Available records:
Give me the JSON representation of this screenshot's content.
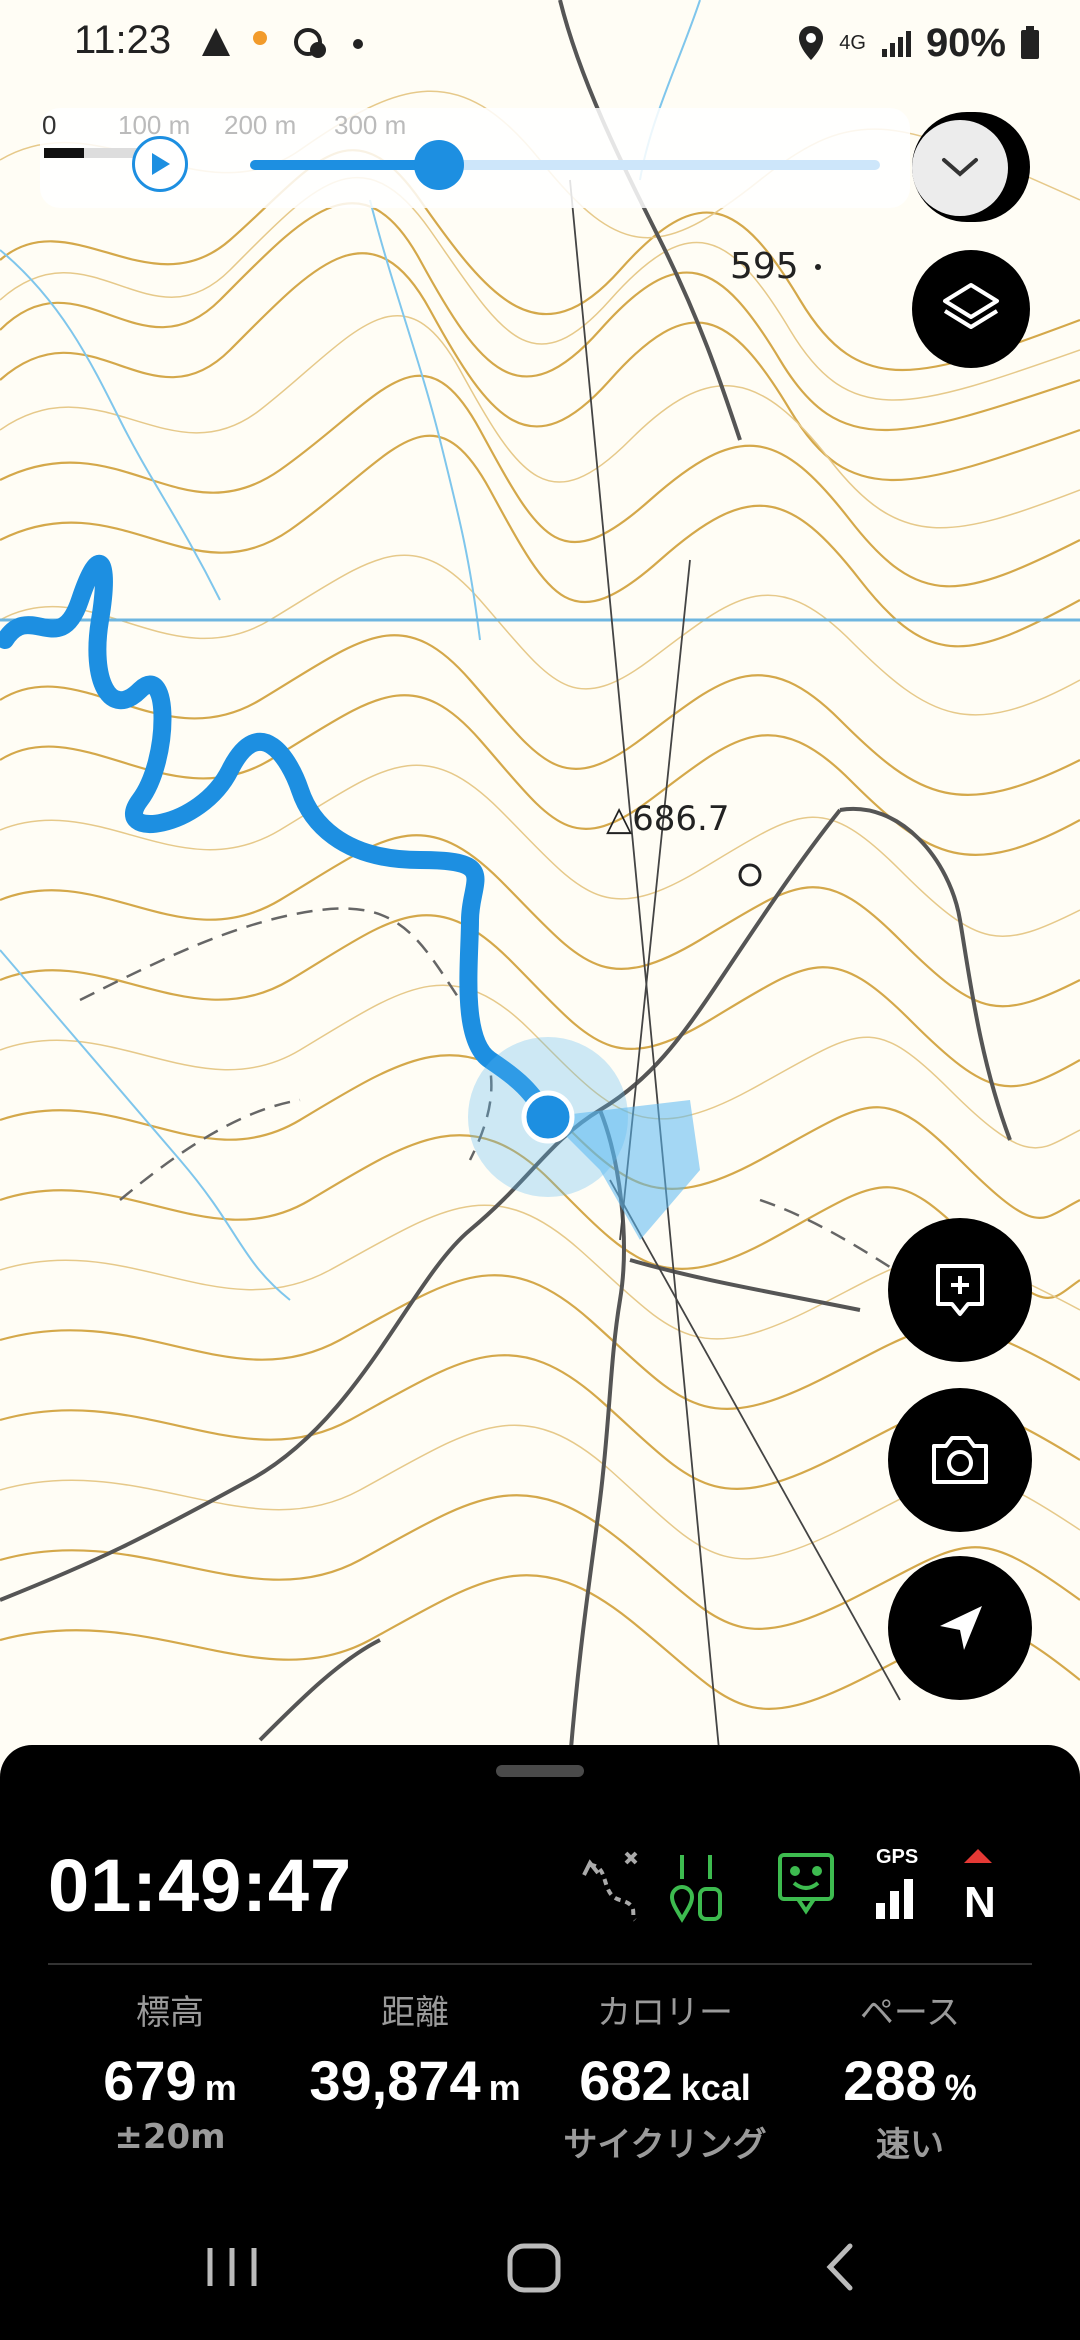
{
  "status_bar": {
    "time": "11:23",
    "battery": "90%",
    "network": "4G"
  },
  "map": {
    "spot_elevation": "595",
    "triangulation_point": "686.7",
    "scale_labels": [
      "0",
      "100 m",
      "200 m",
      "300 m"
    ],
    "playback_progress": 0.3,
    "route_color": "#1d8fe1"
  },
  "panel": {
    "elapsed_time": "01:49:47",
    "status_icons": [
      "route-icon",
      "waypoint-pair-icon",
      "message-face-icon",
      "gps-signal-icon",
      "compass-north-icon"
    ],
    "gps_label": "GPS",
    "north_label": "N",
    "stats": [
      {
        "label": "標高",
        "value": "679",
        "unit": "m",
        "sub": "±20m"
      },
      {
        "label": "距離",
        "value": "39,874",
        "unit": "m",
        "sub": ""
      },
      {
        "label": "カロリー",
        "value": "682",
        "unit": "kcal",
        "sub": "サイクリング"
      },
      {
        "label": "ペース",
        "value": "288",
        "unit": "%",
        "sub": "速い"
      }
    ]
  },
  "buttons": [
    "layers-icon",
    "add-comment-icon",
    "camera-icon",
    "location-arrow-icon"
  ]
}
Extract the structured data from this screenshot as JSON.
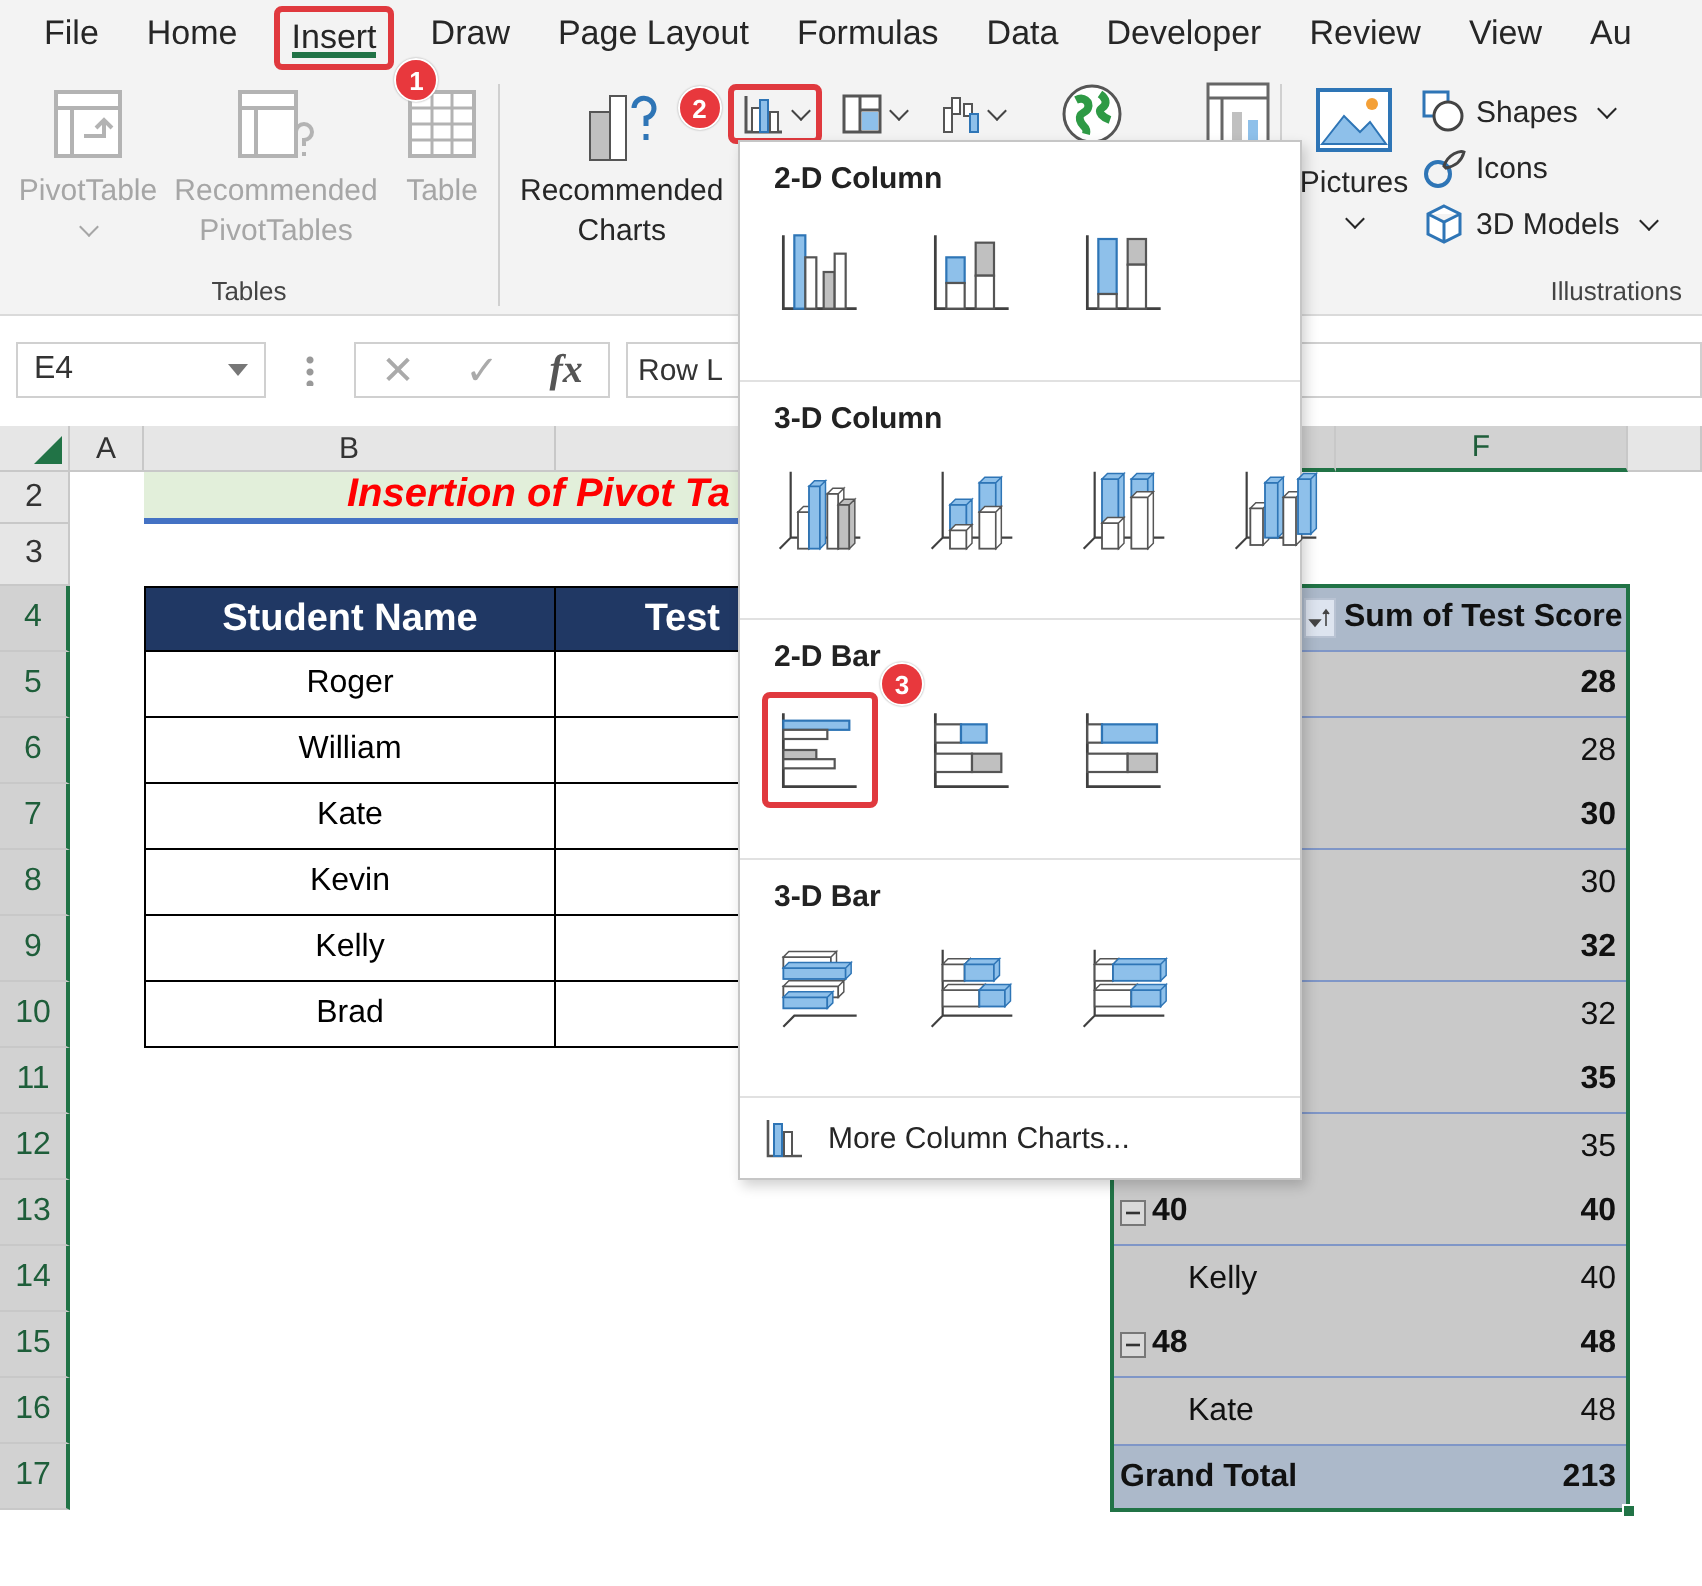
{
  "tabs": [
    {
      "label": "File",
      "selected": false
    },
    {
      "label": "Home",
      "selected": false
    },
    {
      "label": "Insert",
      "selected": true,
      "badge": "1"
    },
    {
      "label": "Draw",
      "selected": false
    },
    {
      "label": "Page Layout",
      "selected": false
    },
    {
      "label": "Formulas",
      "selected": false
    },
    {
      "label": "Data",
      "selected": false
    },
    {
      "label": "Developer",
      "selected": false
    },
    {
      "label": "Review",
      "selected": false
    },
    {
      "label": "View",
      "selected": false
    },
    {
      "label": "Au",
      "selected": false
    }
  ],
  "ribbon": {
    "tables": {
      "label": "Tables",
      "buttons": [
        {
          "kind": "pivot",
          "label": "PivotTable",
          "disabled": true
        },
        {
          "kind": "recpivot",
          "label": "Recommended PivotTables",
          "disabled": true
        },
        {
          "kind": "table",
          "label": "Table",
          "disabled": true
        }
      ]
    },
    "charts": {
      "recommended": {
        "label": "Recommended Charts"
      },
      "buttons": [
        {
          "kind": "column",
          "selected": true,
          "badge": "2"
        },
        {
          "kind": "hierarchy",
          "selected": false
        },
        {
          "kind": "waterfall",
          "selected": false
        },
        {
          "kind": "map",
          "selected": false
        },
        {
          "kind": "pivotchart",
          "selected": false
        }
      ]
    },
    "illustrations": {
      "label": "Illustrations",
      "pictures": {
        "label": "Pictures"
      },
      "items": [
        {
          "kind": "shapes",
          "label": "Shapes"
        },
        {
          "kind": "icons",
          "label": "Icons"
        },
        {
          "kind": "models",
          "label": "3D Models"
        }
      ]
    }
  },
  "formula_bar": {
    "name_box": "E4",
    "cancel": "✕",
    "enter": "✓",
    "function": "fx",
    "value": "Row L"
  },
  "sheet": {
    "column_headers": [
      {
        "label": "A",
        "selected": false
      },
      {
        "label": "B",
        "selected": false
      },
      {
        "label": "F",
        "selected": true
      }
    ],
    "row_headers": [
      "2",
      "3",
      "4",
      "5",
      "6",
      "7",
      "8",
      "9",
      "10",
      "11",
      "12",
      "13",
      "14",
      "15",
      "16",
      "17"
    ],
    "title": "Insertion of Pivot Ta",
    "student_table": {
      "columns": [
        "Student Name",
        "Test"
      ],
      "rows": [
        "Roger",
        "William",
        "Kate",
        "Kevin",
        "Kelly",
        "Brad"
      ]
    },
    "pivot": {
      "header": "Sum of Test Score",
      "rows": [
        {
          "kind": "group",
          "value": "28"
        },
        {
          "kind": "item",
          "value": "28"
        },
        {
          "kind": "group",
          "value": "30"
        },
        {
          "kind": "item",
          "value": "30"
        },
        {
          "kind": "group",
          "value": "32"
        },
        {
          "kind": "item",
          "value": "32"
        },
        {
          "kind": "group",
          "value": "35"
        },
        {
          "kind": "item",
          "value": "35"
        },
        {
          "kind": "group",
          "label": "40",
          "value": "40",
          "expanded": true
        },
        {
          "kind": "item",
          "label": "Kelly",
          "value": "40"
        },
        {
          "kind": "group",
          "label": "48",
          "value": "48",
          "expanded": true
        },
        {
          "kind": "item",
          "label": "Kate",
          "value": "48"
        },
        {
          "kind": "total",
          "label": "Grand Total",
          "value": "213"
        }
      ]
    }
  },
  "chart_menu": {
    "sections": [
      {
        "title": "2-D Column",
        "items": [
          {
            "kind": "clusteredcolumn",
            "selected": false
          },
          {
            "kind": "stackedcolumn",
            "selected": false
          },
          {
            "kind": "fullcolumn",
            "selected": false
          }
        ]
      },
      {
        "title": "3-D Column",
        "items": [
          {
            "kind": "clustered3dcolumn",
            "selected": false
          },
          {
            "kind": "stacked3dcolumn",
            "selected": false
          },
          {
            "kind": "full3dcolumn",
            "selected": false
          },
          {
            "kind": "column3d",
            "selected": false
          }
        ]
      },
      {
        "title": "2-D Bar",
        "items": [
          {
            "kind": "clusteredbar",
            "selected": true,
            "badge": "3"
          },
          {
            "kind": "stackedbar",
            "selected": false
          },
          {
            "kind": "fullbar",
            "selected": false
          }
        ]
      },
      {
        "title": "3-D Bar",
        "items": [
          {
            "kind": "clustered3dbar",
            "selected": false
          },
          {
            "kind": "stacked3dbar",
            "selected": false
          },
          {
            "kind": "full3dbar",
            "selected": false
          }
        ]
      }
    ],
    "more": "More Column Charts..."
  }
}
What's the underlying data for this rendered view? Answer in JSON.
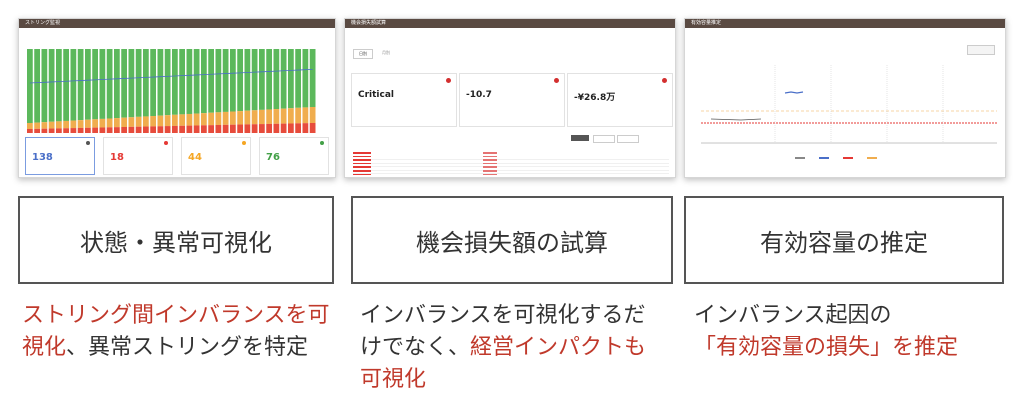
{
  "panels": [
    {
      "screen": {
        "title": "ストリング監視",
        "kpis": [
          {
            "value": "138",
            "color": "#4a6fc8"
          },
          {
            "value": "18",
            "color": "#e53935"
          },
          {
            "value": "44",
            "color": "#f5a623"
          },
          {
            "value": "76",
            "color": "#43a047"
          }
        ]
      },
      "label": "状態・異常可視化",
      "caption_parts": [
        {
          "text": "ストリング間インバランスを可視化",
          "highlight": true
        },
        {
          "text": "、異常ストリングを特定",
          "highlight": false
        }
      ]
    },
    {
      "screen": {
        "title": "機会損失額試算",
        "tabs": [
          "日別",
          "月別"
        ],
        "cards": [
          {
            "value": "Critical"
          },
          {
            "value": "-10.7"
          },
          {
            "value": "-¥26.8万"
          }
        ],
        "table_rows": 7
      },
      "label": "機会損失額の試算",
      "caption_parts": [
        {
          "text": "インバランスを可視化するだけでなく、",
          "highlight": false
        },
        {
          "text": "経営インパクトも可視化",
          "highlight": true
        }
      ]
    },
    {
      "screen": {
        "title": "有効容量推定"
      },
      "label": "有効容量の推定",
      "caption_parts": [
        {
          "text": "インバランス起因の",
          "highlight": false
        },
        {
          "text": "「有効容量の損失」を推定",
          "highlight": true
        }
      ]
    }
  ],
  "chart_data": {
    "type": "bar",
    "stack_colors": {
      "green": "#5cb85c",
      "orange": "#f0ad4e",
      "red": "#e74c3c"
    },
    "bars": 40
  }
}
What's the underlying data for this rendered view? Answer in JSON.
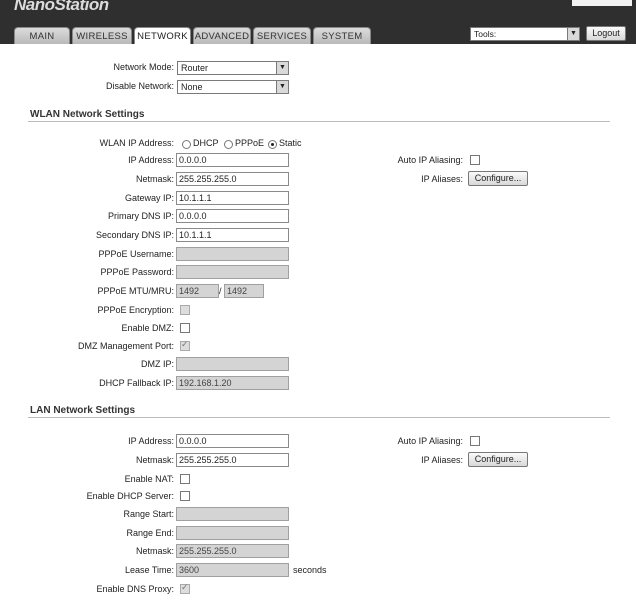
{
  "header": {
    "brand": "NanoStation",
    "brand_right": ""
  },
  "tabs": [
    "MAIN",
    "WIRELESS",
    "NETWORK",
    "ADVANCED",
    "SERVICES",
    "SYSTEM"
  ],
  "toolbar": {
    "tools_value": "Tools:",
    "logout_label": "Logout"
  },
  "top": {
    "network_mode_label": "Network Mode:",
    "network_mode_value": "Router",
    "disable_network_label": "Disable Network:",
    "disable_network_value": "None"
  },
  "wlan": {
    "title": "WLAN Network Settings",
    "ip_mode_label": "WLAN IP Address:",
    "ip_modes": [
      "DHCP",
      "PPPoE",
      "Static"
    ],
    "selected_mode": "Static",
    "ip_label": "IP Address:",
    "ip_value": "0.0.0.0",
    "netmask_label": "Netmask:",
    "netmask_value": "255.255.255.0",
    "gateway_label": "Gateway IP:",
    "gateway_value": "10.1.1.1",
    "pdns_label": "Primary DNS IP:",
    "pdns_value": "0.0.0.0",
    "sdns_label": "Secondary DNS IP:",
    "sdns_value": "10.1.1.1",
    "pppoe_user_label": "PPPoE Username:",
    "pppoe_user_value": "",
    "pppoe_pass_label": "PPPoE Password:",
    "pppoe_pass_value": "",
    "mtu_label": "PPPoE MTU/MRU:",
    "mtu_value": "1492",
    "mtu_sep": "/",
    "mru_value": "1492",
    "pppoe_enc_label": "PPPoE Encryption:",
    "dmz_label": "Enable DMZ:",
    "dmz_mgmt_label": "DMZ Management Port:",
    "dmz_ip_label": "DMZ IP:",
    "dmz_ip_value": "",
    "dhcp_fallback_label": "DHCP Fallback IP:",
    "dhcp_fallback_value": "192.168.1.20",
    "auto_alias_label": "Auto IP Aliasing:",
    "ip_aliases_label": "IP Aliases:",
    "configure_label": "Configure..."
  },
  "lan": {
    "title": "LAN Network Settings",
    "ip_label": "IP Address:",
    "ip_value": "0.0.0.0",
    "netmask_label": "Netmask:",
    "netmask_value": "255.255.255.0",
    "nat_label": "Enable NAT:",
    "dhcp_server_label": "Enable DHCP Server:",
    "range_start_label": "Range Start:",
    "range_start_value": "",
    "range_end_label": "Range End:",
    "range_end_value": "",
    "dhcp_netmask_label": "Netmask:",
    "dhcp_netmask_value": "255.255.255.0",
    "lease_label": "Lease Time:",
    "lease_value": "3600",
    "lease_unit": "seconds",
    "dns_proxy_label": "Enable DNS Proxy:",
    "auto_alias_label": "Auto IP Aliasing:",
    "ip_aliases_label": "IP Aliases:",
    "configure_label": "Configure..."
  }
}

Work to do: Find each line holding "Enable". Copy it out.

Answer to this task:
    "dmz_label": "Enable DMZ:",
    "nat_label": "Enable NAT:",
    "dhcp_server_label": "Enable DHCP Server:",
    "dns_proxy_label": "Enable DNS Proxy:",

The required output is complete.